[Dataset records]
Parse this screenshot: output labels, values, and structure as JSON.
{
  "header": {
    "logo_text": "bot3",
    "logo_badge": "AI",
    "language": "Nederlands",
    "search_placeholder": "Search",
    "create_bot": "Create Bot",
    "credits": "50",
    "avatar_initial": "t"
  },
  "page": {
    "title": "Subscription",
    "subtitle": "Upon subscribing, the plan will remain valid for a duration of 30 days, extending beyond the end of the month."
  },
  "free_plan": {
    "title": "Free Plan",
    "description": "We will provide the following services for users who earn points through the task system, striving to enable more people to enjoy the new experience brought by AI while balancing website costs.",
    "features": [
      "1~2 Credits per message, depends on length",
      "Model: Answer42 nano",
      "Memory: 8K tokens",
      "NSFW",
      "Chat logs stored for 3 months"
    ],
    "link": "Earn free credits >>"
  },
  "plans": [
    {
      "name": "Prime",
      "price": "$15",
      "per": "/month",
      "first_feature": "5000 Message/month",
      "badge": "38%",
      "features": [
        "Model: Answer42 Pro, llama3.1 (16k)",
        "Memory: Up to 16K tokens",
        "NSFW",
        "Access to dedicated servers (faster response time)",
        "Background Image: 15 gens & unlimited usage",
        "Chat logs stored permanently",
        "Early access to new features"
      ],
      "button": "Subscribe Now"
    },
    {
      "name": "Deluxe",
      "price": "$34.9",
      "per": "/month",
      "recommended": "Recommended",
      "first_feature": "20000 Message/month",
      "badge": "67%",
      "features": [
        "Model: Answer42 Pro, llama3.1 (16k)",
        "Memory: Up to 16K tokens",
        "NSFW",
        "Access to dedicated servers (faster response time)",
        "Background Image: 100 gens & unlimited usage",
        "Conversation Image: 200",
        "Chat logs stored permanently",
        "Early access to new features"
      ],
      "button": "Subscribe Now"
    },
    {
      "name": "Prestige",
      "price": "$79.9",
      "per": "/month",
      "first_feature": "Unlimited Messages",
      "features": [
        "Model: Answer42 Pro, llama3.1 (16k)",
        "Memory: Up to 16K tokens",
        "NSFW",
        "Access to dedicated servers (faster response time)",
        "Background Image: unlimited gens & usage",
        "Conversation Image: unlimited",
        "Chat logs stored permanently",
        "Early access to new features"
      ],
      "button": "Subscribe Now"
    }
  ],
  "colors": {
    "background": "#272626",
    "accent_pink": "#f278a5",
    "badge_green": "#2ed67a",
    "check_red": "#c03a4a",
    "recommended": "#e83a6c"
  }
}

_EXERCISE BRIEF_: Pick out and copy the lines of the material that include the word "recommended".

_CORRECT RESPONSE_:
      "recommended": "Recommended",
    "recommended": "#e83a6c"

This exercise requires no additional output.